#### [PROMPT]
Return all lines in the material below that contain "programu".

───── PROVIDED ENTRIES

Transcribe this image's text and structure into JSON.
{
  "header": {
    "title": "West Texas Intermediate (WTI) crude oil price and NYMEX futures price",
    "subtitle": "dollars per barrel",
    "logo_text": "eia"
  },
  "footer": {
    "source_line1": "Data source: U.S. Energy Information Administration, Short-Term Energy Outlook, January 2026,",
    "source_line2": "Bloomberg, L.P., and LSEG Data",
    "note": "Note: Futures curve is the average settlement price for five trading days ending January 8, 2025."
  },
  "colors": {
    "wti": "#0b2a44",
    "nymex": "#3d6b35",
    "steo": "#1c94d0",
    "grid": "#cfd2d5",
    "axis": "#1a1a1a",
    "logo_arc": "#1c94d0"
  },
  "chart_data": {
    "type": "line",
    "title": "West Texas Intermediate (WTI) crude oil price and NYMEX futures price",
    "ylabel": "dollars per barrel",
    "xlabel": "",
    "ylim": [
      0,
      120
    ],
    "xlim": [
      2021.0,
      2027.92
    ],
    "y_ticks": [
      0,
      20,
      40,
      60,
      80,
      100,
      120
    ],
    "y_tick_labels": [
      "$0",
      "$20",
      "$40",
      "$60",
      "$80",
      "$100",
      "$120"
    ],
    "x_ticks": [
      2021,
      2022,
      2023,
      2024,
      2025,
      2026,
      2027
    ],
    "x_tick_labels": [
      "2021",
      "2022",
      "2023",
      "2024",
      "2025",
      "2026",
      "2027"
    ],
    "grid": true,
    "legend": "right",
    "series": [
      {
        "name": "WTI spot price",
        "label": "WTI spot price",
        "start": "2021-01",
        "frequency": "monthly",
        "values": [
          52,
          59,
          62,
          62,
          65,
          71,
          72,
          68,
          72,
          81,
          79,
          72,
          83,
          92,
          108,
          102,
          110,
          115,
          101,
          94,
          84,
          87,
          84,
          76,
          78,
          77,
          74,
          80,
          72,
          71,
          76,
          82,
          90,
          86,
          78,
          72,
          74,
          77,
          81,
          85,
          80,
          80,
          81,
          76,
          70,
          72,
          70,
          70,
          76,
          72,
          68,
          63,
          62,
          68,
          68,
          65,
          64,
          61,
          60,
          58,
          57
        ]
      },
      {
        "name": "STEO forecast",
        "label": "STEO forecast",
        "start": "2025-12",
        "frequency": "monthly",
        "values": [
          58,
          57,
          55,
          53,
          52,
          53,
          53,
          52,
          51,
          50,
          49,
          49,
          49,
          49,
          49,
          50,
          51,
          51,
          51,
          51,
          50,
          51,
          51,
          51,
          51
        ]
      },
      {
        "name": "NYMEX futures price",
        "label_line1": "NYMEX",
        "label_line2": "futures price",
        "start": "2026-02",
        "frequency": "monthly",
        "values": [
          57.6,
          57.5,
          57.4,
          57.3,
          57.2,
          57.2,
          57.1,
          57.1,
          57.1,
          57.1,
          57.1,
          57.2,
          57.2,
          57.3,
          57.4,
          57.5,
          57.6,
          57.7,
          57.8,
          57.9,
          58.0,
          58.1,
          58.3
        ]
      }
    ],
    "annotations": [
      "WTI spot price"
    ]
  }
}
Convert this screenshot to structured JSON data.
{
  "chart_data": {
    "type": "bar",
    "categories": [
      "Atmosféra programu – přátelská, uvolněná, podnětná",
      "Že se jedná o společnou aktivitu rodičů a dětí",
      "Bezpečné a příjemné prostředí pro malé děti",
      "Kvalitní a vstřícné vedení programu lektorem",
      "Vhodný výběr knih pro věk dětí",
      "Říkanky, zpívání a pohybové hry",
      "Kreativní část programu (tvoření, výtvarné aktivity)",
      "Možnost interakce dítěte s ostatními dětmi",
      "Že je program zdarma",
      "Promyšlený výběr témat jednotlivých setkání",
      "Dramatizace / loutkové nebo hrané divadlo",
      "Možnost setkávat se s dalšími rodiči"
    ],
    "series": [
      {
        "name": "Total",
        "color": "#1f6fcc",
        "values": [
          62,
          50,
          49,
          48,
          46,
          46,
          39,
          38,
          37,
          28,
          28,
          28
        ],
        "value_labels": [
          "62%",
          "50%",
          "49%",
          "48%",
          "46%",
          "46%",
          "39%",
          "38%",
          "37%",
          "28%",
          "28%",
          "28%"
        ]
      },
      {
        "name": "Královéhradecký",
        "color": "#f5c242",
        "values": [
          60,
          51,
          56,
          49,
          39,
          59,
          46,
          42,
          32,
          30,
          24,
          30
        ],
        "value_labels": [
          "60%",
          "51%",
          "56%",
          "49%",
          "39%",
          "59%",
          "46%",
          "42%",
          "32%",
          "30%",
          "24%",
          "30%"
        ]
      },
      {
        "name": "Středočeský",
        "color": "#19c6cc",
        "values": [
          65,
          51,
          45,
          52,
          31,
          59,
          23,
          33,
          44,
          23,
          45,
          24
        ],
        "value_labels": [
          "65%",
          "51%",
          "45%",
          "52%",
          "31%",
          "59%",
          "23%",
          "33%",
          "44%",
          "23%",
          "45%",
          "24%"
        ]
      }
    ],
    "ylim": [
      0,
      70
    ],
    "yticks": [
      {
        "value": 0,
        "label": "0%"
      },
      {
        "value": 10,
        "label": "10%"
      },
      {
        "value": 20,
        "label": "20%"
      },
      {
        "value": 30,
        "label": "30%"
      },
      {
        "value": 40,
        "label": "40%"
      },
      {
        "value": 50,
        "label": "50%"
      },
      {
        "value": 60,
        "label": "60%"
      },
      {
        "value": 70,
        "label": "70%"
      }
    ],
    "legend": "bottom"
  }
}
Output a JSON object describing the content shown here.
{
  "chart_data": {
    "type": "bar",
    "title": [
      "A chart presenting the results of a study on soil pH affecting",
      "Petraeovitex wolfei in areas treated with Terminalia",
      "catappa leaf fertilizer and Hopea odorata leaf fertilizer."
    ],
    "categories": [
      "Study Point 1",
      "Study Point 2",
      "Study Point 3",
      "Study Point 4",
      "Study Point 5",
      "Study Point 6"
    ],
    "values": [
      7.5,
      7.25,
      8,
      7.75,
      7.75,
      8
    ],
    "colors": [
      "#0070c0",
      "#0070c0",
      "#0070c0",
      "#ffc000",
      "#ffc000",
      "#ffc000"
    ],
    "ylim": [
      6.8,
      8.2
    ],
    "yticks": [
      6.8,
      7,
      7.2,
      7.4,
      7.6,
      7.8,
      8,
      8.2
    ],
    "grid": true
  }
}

──────────

#### [COMPLETED TASK]
      "Atmosféra programu – přátelská, uvolněná, podnětná",
      "Kvalitní a vstřícné vedení programu lektorem",
      "Kreativní část programu (tvoření, výtvarné aktivity)",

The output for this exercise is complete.